* **Your instructions**
Read the records and gather each line that includes "Олега".

★ ★ ★

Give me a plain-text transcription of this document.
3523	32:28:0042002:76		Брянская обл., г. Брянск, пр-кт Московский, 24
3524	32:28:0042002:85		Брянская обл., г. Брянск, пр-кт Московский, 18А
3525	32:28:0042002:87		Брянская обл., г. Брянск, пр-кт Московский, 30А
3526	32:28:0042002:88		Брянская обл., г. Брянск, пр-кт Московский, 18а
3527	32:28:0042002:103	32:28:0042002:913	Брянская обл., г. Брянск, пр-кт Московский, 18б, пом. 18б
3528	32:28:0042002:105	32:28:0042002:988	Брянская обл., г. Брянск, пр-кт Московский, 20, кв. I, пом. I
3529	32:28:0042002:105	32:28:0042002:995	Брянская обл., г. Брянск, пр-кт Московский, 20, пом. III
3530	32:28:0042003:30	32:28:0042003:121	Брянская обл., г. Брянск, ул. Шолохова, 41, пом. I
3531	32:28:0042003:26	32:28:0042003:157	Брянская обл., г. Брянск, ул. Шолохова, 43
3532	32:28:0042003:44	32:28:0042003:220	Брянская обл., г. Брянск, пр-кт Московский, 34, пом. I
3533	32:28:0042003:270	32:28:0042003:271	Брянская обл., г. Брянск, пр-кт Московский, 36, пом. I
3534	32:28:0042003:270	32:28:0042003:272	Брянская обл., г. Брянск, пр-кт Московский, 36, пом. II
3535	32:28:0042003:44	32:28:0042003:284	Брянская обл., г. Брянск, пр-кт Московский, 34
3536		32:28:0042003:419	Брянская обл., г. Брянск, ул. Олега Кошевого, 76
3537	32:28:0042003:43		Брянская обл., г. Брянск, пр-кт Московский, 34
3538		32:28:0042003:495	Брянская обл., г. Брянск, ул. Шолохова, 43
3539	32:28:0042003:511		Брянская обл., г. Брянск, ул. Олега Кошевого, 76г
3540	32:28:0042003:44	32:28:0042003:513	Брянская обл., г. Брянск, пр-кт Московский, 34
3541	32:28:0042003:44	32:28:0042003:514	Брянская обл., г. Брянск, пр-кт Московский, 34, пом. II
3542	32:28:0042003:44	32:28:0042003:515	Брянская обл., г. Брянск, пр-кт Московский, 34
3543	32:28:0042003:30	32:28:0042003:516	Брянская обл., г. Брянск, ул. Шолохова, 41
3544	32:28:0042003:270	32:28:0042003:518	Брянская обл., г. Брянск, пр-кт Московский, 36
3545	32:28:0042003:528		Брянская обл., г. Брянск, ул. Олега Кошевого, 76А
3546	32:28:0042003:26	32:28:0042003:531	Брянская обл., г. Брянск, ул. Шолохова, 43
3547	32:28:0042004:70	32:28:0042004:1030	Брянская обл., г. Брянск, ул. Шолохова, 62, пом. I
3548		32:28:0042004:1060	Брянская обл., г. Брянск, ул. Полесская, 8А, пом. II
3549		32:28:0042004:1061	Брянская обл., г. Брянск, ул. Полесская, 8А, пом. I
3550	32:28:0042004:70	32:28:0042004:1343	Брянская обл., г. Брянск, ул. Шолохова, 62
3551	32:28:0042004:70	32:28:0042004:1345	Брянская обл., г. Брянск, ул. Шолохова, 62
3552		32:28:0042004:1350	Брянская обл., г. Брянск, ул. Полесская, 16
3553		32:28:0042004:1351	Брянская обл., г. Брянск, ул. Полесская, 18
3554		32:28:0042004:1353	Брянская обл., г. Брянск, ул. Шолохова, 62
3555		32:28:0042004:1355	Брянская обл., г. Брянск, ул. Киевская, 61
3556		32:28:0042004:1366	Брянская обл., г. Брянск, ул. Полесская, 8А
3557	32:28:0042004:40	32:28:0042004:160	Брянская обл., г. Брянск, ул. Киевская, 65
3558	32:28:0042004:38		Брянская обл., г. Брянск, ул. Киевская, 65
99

★ ★ ★

* **Solution**
3536		32:28:0042003:419	Брянская обл., г. Брянск, ул. Олега Кошевого, 76
3539	32:28:0042003:511		Брянская обл., г. Брянск, ул. Олега Кошевого, 76г
3545	32:28:0042003:528		Брянская обл., г. Брянск, ул. Олега Кошевого, 76А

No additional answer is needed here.